*TASK DETAILS:* The listing below should be written out exactly; please include all of it.

Dataset rows
########

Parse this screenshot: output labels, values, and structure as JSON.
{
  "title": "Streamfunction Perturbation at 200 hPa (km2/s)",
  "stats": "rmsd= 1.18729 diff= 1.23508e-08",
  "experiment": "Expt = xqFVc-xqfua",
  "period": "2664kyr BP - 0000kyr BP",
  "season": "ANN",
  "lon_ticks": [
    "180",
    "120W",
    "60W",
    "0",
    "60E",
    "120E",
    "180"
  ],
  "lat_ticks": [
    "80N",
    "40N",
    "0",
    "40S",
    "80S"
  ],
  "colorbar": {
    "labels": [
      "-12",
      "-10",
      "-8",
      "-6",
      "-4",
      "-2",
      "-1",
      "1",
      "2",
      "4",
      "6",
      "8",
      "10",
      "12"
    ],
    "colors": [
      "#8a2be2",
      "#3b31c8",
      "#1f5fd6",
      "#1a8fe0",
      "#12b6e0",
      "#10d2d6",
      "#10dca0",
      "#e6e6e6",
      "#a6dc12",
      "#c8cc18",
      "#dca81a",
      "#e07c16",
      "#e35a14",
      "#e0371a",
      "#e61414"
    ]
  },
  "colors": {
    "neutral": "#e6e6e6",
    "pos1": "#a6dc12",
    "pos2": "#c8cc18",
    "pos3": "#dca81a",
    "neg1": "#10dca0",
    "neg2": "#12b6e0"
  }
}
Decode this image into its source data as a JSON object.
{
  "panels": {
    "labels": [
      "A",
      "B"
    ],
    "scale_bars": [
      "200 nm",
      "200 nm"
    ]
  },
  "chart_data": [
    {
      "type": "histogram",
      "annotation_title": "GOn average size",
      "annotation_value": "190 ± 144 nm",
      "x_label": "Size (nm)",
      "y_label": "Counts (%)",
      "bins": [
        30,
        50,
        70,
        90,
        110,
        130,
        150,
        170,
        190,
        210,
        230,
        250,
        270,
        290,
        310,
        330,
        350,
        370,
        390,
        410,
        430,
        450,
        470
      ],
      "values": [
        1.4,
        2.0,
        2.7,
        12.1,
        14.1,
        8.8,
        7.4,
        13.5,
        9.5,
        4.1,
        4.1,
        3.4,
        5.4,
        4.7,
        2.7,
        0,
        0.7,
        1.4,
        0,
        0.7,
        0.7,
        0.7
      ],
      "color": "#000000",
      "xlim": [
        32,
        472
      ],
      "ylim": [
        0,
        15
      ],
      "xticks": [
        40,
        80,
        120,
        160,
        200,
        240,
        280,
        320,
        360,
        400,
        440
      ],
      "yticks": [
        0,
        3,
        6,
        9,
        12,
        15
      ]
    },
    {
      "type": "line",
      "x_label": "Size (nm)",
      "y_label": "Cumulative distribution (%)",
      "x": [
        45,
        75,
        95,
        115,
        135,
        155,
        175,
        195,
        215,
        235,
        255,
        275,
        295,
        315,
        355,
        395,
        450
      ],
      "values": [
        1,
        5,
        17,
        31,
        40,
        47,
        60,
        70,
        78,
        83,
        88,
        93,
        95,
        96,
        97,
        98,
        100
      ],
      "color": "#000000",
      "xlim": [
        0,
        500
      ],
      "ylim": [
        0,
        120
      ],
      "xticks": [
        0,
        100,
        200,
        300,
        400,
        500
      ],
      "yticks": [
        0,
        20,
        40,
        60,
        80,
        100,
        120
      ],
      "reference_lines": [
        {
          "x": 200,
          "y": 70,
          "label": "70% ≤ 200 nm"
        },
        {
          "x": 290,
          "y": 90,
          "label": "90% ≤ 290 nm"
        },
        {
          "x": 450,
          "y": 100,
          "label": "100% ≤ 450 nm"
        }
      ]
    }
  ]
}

########

*ANSWER TO THE PROBLEM:*
Parse this screenshot: output labels, values, and structure as JSON.
{
  "title": "Streamfunction Perturbation at 200 hPa (km2/s)",
  "stats": "rmsd= 1.18729 diff= 1.23508e-08",
  "experiment": "Expt = xqFVc-xqfua",
  "period": "2664kyr BP - 0000kyr BP",
  "season": "ANN",
  "lon_ticks": [
    "180",
    "120W",
    "60W",
    "0",
    "60E",
    "120E",
    "180"
  ],
  "lat_ticks": [
    "80N",
    "40N",
    "0",
    "40S",
    "80S"
  ],
  "colorbar": {
    "labels": [
      "-12",
      "-10",
      "-8",
      "-6",
      "-4",
      "-2",
      "-1",
      "1",
      "2",
      "4",
      "6",
      "8",
      "10",
      "12"
    ],
    "colors": [
      "#8a2be2",
      "#3b31c8",
      "#1f5fd6",
      "#1a8fe0",
      "#12b6e0",
      "#10d2d6",
      "#10dca0",
      "#e6e6e6",
      "#a6dc12",
      "#c8cc18",
      "#dca81a",
      "#e07c16",
      "#e35a14",
      "#e0371a",
      "#e61414"
    ]
  },
  "colors": {
    "neutral": "#e6e6e6",
    "pos1": "#a6dc12",
    "pos2": "#c8cc18",
    "pos3": "#dca81a",
    "neg1": "#10dca0",
    "neg2": "#12b6e0"
  }
}
Decode this image into its source data as a JSON object.
{
  "panels": {
    "labels": [
      "A",
      "B"
    ],
    "scale_bars": [
      "200 nm",
      "200 nm"
    ]
  },
  "chart_data": [
    {
      "type": "histogram",
      "annotation_title": "GOn average size",
      "annotation_value": "190 ± 144 nm",
      "x_label": "Size (nm)",
      "y_label": "Counts (%)",
      "bins": [
        30,
        50,
        70,
        90,
        110,
        130,
        150,
        170,
        190,
        210,
        230,
        250,
        270,
        290,
        310,
        330,
        350,
        370,
        390,
        410,
        430,
        450,
        470
      ],
      "values": [
        1.4,
        2.0,
        2.7,
        12.1,
        14.1,
        8.8,
        7.4,
        13.5,
        9.5,
        4.1,
        4.1,
        3.4,
        5.4,
        4.7,
        2.7,
        0,
        0.7,
        1.4,
        0,
        0.7,
        0.7,
        0.7
      ],
      "color": "#000000",
      "xlim": [
        32,
        472
      ],
      "ylim": [
        0,
        15
      ],
      "xticks": [
        40,
        80,
        120,
        160,
        200,
        240,
        280,
        320,
        360,
        400,
        440
      ],
      "yticks": [
        0,
        3,
        6,
        9,
        12,
        15
      ]
    },
    {
      "type": "line",
      "x_label": "Size (nm)",
      "y_label": "Cumulative distribution (%)",
      "x": [
        45,
        75,
        95,
        115,
        135,
        155,
        175,
        195,
        215,
        235,
        255,
        275,
        295,
        315,
        355,
        395,
        450
      ],
      "values": [
        1,
        5,
        17,
        31,
        40,
        47,
        60,
        70,
        78,
        83,
        88,
        93,
        95,
        96,
        97,
        98,
        100
      ],
      "color": "#000000",
      "xlim": [
        0,
        500
      ],
      "ylim": [
        0,
        120
      ],
      "xticks": [
        0,
        100,
        200,
        300,
        400,
        500
      ],
      "yticks": [
        0,
        20,
        40,
        60,
        80,
        100,
        120
      ],
      "reference_lines": [
        {
          "x": 200,
          "y": 70,
          "label": "70% ≤ 200 nm"
        },
        {
          "x": 290,
          "y": 90,
          "label": "90% ≤ 290 nm"
        },
        {
          "x": 450,
          "y": 100,
          "label": "100% ≤ 450 nm"
        }
      ]
    }
  ]
}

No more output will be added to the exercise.